§ What the exercise asks
Return the full material exactly.

┌─ Available data

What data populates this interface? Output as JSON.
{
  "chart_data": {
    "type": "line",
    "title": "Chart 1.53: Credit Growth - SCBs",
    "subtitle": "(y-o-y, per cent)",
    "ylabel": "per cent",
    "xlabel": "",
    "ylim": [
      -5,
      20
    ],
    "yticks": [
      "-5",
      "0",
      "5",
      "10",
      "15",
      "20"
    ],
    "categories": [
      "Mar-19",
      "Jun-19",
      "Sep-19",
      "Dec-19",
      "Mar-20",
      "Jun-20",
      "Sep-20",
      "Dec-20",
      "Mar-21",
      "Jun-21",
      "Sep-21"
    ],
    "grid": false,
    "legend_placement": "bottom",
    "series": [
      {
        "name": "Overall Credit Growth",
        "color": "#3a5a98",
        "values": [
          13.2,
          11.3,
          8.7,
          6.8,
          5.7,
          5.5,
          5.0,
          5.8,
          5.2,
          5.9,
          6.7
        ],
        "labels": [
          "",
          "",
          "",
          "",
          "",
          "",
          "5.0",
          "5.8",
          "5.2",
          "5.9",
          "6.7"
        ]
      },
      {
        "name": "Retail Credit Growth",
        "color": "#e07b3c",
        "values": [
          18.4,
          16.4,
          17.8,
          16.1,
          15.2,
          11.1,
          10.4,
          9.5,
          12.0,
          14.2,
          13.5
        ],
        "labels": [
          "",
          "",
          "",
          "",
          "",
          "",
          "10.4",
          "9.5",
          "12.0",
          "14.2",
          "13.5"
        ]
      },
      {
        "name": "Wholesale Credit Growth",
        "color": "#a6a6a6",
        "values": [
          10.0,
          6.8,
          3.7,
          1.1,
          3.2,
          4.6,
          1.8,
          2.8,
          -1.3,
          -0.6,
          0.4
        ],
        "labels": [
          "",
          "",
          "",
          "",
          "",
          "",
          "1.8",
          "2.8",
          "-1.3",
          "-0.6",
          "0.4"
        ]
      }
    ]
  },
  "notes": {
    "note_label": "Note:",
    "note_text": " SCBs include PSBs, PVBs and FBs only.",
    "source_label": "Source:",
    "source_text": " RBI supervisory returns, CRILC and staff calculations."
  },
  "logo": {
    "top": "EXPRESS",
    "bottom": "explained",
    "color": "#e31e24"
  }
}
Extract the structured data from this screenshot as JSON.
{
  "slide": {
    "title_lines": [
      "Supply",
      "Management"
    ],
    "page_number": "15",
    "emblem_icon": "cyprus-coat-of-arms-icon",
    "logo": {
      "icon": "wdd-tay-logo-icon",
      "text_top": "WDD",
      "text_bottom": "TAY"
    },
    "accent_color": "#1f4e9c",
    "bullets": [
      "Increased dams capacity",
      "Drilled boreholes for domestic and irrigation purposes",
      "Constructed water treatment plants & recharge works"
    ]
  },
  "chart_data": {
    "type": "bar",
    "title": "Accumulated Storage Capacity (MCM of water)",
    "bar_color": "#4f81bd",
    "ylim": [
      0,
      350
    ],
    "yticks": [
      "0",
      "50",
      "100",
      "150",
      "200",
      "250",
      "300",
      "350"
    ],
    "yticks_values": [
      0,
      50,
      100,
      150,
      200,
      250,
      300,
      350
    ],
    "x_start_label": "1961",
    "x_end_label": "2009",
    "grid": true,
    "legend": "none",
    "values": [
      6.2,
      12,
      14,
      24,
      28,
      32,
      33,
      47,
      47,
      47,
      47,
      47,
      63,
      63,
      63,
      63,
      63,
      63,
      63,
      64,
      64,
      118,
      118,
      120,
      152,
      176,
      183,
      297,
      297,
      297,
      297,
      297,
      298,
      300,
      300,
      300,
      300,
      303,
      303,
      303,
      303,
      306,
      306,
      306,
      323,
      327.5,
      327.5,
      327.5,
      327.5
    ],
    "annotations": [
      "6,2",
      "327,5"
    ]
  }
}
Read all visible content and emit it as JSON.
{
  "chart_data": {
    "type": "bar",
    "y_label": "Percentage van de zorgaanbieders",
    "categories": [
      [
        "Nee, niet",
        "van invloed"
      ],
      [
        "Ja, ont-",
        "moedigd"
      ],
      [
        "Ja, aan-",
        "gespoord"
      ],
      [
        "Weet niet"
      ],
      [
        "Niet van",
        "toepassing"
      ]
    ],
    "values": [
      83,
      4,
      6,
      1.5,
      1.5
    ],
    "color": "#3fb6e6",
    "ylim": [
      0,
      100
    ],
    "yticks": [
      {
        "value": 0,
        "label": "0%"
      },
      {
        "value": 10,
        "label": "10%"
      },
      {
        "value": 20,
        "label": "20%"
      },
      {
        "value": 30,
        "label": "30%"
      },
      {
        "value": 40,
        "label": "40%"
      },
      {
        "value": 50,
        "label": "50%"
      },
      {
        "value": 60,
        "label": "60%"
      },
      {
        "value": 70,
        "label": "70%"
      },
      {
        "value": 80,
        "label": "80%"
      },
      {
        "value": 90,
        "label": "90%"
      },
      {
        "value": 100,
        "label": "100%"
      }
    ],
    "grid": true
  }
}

└─

§ The solution
What data populates this interface? Output as JSON.
{
  "chart_data": {
    "type": "line",
    "title": "Chart 1.53: Credit Growth - SCBs",
    "subtitle": "(y-o-y, per cent)",
    "ylabel": "per cent",
    "xlabel": "",
    "ylim": [
      -5,
      20
    ],
    "yticks": [
      "-5",
      "0",
      "5",
      "10",
      "15",
      "20"
    ],
    "categories": [
      "Mar-19",
      "Jun-19",
      "Sep-19",
      "Dec-19",
      "Mar-20",
      "Jun-20",
      "Sep-20",
      "Dec-20",
      "Mar-21",
      "Jun-21",
      "Sep-21"
    ],
    "grid": false,
    "legend_placement": "bottom",
    "series": [
      {
        "name": "Overall Credit Growth",
        "color": "#3a5a98",
        "values": [
          13.2,
          11.3,
          8.7,
          6.8,
          5.7,
          5.5,
          5.0,
          5.8,
          5.2,
          5.9,
          6.7
        ],
        "labels": [
          "",
          "",
          "",
          "",
          "",
          "",
          "5.0",
          "5.8",
          "5.2",
          "5.9",
          "6.7"
        ]
      },
      {
        "name": "Retail Credit Growth",
        "color": "#e07b3c",
        "values": [
          18.4,
          16.4,
          17.8,
          16.1,
          15.2,
          11.1,
          10.4,
          9.5,
          12.0,
          14.2,
          13.5
        ],
        "labels": [
          "",
          "",
          "",
          "",
          "",
          "",
          "10.4",
          "9.5",
          "12.0",
          "14.2",
          "13.5"
        ]
      },
      {
        "name": "Wholesale Credit Growth",
        "color": "#a6a6a6",
        "values": [
          10.0,
          6.8,
          3.7,
          1.1,
          3.2,
          4.6,
          1.8,
          2.8,
          -1.3,
          -0.6,
          0.4
        ],
        "labels": [
          "",
          "",
          "",
          "",
          "",
          "",
          "1.8",
          "2.8",
          "-1.3",
          "-0.6",
          "0.4"
        ]
      }
    ]
  },
  "notes": {
    "note_label": "Note:",
    "note_text": " SCBs include PSBs, PVBs and FBs only.",
    "source_label": "Source:",
    "source_text": " RBI supervisory returns, CRILC and staff calculations."
  },
  "logo": {
    "top": "EXPRESS",
    "bottom": "explained",
    "color": "#e31e24"
  }
}
Extract the structured data from this screenshot as JSON.
{
  "slide": {
    "title_lines": [
      "Supply",
      "Management"
    ],
    "page_number": "15",
    "emblem_icon": "cyprus-coat-of-arms-icon",
    "logo": {
      "icon": "wdd-tay-logo-icon",
      "text_top": "WDD",
      "text_bottom": "TAY"
    },
    "accent_color": "#1f4e9c",
    "bullets": [
      "Increased dams capacity",
      "Drilled boreholes for domestic and irrigation purposes",
      "Constructed water treatment plants & recharge works"
    ]
  },
  "chart_data": {
    "type": "bar",
    "title": "Accumulated Storage Capacity (MCM of water)",
    "bar_color": "#4f81bd",
    "ylim": [
      0,
      350
    ],
    "yticks": [
      "0",
      "50",
      "100",
      "150",
      "200",
      "250",
      "300",
      "350"
    ],
    "yticks_values": [
      0,
      50,
      100,
      150,
      200,
      250,
      300,
      350
    ],
    "x_start_label": "1961",
    "x_end_label": "2009",
    "grid": true,
    "legend": "none",
    "values": [
      6.2,
      12,
      14,
      24,
      28,
      32,
      33,
      47,
      47,
      47,
      47,
      47,
      63,
      63,
      63,
      63,
      63,
      63,
      63,
      64,
      64,
      118,
      118,
      120,
      152,
      176,
      183,
      297,
      297,
      297,
      297,
      297,
      298,
      300,
      300,
      300,
      300,
      303,
      303,
      303,
      303,
      306,
      306,
      306,
      323,
      327.5,
      327.5,
      327.5,
      327.5
    ],
    "annotations": [
      "6,2",
      "327,5"
    ]
  }
}
Read all visible content and emit it as JSON.
{
  "chart_data": {
    "type": "bar",
    "y_label": "Percentage van de zorgaanbieders",
    "categories": [
      [
        "Nee, niet",
        "van invloed"
      ],
      [
        "Ja, ont-",
        "moedigd"
      ],
      [
        "Ja, aan-",
        "gespoord"
      ],
      [
        "Weet niet"
      ],
      [
        "Niet van",
        "toepassing"
      ]
    ],
    "values": [
      83,
      4,
      6,
      1.5,
      1.5
    ],
    "color": "#3fb6e6",
    "ylim": [
      0,
      100
    ],
    "yticks": [
      {
        "value": 0,
        "label": "0%"
      },
      {
        "value": 10,
        "label": "10%"
      },
      {
        "value": 20,
        "label": "20%"
      },
      {
        "value": 30,
        "label": "30%"
      },
      {
        "value": 40,
        "label": "40%"
      },
      {
        "value": 50,
        "label": "50%"
      },
      {
        "value": 60,
        "label": "60%"
      },
      {
        "value": 70,
        "label": "70%"
      },
      {
        "value": 80,
        "label": "80%"
      },
      {
        "value": 90,
        "label": "90%"
      },
      {
        "value": 100,
        "label": "100%"
      }
    ],
    "grid": true
  }
}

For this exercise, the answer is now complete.